GIVEN PROBLEM
The records that follow must be repeated verbatim, every one of them.
-- START OF DATA --
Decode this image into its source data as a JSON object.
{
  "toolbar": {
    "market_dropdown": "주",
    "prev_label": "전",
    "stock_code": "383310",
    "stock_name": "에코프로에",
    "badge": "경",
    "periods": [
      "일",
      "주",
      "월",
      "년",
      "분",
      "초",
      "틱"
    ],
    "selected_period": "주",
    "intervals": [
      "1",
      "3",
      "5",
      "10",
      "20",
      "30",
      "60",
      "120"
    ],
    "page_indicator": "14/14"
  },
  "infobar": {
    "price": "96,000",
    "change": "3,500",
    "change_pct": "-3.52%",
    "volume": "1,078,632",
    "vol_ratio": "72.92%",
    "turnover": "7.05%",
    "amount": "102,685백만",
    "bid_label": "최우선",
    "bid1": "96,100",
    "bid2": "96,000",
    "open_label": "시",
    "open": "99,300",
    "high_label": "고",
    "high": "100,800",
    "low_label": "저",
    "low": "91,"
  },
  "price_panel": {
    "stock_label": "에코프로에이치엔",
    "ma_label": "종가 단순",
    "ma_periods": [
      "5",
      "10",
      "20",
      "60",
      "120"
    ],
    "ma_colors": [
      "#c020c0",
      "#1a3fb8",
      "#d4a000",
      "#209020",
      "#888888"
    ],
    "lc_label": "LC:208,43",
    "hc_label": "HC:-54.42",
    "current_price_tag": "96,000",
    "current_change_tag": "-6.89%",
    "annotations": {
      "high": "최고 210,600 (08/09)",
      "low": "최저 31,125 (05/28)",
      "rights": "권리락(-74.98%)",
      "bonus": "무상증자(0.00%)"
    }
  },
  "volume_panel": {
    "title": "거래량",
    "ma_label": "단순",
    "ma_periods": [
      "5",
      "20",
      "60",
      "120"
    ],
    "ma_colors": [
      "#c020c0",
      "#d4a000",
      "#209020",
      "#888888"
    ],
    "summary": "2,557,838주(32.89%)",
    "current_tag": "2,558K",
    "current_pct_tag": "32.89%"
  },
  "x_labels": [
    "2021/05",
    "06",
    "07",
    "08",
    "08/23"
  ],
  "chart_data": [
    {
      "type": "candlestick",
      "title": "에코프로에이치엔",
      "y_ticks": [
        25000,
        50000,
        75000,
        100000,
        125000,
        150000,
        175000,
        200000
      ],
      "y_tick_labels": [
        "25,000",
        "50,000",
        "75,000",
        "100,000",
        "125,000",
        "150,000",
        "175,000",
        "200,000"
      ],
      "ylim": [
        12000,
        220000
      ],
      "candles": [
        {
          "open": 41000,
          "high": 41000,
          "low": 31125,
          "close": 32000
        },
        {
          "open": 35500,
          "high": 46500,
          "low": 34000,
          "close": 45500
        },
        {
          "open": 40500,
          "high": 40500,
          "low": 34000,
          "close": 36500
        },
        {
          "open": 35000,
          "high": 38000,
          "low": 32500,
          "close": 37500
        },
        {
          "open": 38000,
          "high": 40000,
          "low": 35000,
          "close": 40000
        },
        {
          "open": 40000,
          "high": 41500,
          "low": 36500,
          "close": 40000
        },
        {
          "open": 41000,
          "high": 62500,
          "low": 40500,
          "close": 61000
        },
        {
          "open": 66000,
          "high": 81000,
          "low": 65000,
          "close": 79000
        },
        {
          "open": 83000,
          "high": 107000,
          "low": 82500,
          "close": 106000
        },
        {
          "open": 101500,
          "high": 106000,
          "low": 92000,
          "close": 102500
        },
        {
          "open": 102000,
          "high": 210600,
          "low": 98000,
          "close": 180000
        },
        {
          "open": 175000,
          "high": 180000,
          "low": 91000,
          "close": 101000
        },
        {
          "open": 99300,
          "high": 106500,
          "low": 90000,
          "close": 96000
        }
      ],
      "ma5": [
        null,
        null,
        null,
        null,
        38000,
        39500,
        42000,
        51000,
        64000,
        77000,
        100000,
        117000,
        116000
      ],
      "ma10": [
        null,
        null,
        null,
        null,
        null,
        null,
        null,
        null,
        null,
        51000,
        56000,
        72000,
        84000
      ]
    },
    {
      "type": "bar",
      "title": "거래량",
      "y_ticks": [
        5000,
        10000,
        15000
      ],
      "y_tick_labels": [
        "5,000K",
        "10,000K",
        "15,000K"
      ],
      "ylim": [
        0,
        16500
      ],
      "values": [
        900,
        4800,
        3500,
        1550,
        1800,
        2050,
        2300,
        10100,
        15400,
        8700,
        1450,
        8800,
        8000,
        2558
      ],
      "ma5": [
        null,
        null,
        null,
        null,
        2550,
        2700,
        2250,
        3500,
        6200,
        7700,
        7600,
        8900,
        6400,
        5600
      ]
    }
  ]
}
-- END OF DATA --
WRITTEN ANSWER
Decode this image into its source data as a JSON object.
{
  "toolbar": {
    "market_dropdown": "주",
    "prev_label": "전",
    "stock_code": "383310",
    "stock_name": "에코프로에",
    "badge": "경",
    "periods": [
      "일",
      "주",
      "월",
      "년",
      "분",
      "초",
      "틱"
    ],
    "selected_period": "주",
    "intervals": [
      "1",
      "3",
      "5",
      "10",
      "20",
      "30",
      "60",
      "120"
    ],
    "page_indicator": "14/14"
  },
  "infobar": {
    "price": "96,000",
    "change": "3,500",
    "change_pct": "-3.52%",
    "volume": "1,078,632",
    "vol_ratio": "72.92%",
    "turnover": "7.05%",
    "amount": "102,685백만",
    "bid_label": "최우선",
    "bid1": "96,100",
    "bid2": "96,000",
    "open_label": "시",
    "open": "99,300",
    "high_label": "고",
    "high": "100,800",
    "low_label": "저",
    "low": "91,"
  },
  "price_panel": {
    "stock_label": "에코프로에이치엔",
    "ma_label": "종가 단순",
    "ma_periods": [
      "5",
      "10",
      "20",
      "60",
      "120"
    ],
    "ma_colors": [
      "#c020c0",
      "#1a3fb8",
      "#d4a000",
      "#209020",
      "#888888"
    ],
    "lc_label": "LC:208,43",
    "hc_label": "HC:-54.42",
    "current_price_tag": "96,000",
    "current_change_tag": "-6.89%",
    "annotations": {
      "high": "최고 210,600 (08/09)",
      "low": "최저 31,125 (05/28)",
      "rights": "권리락(-74.98%)",
      "bonus": "무상증자(0.00%)"
    }
  },
  "volume_panel": {
    "title": "거래량",
    "ma_label": "단순",
    "ma_periods": [
      "5",
      "20",
      "60",
      "120"
    ],
    "ma_colors": [
      "#c020c0",
      "#d4a000",
      "#209020",
      "#888888"
    ],
    "summary": "2,557,838주(32.89%)",
    "current_tag": "2,558K",
    "current_pct_tag": "32.89%"
  },
  "x_labels": [
    "2021/05",
    "06",
    "07",
    "08",
    "08/23"
  ],
  "chart_data": [
    {
      "type": "candlestick",
      "title": "에코프로에이치엔",
      "y_ticks": [
        25000,
        50000,
        75000,
        100000,
        125000,
        150000,
        175000,
        200000
      ],
      "y_tick_labels": [
        "25,000",
        "50,000",
        "75,000",
        "100,000",
        "125,000",
        "150,000",
        "175,000",
        "200,000"
      ],
      "ylim": [
        12000,
        220000
      ],
      "candles": [
        {
          "open": 41000,
          "high": 41000,
          "low": 31125,
          "close": 32000
        },
        {
          "open": 35500,
          "high": 46500,
          "low": 34000,
          "close": 45500
        },
        {
          "open": 40500,
          "high": 40500,
          "low": 34000,
          "close": 36500
        },
        {
          "open": 35000,
          "high": 38000,
          "low": 32500,
          "close": 37500
        },
        {
          "open": 38000,
          "high": 40000,
          "low": 35000,
          "close": 40000
        },
        {
          "open": 40000,
          "high": 41500,
          "low": 36500,
          "close": 40000
        },
        {
          "open": 41000,
          "high": 62500,
          "low": 40500,
          "close": 61000
        },
        {
          "open": 66000,
          "high": 81000,
          "low": 65000,
          "close": 79000
        },
        {
          "open": 83000,
          "high": 107000,
          "low": 82500,
          "close": 106000
        },
        {
          "open": 101500,
          "high": 106000,
          "low": 92000,
          "close": 102500
        },
        {
          "open": 102000,
          "high": 210600,
          "low": 98000,
          "close": 180000
        },
        {
          "open": 175000,
          "high": 180000,
          "low": 91000,
          "close": 101000
        },
        {
          "open": 99300,
          "high": 106500,
          "low": 90000,
          "close": 96000
        }
      ],
      "ma5": [
        null,
        null,
        null,
        null,
        38000,
        39500,
        42000,
        51000,
        64000,
        77000,
        100000,
        117000,
        116000
      ],
      "ma10": [
        null,
        null,
        null,
        null,
        null,
        null,
        null,
        null,
        null,
        51000,
        56000,
        72000,
        84000
      ]
    },
    {
      "type": "bar",
      "title": "거래량",
      "y_ticks": [
        5000,
        10000,
        15000
      ],
      "y_tick_labels": [
        "5,000K",
        "10,000K",
        "15,000K"
      ],
      "ylim": [
        0,
        16500
      ],
      "values": [
        900,
        4800,
        3500,
        1550,
        1800,
        2050,
        2300,
        10100,
        15400,
        8700,
        1450,
        8800,
        8000,
        2558
      ],
      "ma5": [
        null,
        null,
        null,
        null,
        2550,
        2700,
        2250,
        3500,
        6200,
        7700,
        7600,
        8900,
        6400,
        5600
      ]
    }
  ]
}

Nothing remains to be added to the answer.